BEGIN INPUT ROWS

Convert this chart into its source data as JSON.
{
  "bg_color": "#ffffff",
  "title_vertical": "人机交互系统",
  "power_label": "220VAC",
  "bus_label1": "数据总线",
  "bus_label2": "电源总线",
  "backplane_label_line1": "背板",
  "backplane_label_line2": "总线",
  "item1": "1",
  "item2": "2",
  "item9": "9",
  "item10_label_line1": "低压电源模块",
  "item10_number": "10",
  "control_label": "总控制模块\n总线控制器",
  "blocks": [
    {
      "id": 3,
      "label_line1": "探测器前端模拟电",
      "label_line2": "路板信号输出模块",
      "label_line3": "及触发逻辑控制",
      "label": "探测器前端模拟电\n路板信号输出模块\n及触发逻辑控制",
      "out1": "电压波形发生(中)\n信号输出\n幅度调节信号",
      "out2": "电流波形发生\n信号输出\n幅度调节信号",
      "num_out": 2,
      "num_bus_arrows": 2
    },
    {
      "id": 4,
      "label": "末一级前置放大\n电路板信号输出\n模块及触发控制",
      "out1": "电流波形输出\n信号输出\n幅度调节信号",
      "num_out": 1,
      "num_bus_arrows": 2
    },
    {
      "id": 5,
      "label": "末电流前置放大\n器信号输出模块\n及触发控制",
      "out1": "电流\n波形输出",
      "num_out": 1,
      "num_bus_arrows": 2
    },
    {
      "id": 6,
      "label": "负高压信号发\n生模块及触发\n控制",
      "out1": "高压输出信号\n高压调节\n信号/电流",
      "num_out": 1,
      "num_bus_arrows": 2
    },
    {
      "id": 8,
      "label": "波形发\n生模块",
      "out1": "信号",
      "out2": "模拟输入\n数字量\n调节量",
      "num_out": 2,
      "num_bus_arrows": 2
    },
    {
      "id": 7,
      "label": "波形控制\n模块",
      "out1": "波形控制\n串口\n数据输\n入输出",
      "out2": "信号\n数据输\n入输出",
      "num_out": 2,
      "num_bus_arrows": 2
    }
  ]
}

END INPUT ROWS

- WORK TO COMPLETE -
Type the whole listing again, unaltered.

- OUTPUT OF THE TASK -
Convert this chart into its source data as JSON.
{
  "bg_color": "#ffffff",
  "title_vertical": "人机交互系统",
  "power_label": "220VAC",
  "bus_label1": "数据总线",
  "bus_label2": "电源总线",
  "backplane_label_line1": "背板",
  "backplane_label_line2": "总线",
  "item1": "1",
  "item2": "2",
  "item9": "9",
  "item10_label_line1": "低压电源模块",
  "item10_number": "10",
  "control_label": "总控制模块\n总线控制器",
  "blocks": [
    {
      "id": 3,
      "label_line1": "探测器前端模拟电",
      "label_line2": "路板信号输出模块",
      "label_line3": "及触发逻辑控制",
      "label": "探测器前端模拟电\n路板信号输出模块\n及触发逻辑控制",
      "out1": "电压波形发生(中)\n信号输出\n幅度调节信号",
      "out2": "电流波形发生\n信号输出\n幅度调节信号",
      "num_out": 2,
      "num_bus_arrows": 2
    },
    {
      "id": 4,
      "label": "末一级前置放大\n电路板信号输出\n模块及触发控制",
      "out1": "电流波形输出\n信号输出\n幅度调节信号",
      "num_out": 1,
      "num_bus_arrows": 2
    },
    {
      "id": 5,
      "label": "末电流前置放大\n器信号输出模块\n及触发控制",
      "out1": "电流\n波形输出",
      "num_out": 1,
      "num_bus_arrows": 2
    },
    {
      "id": 6,
      "label": "负高压信号发\n生模块及触发\n控制",
      "out1": "高压输出信号\n高压调节\n信号/电流",
      "num_out": 1,
      "num_bus_arrows": 2
    },
    {
      "id": 8,
      "label": "波形发\n生模块",
      "out1": "信号",
      "out2": "模拟输入\n数字量\n调节量",
      "num_out": 2,
      "num_bus_arrows": 2
    },
    {
      "id": 7,
      "label": "波形控制\n模块",
      "out1": "波形控制\n串口\n数据输\n入输出",
      "out2": "信号\n数据输\n入输出",
      "num_out": 2,
      "num_bus_arrows": 2
    }
  ]
}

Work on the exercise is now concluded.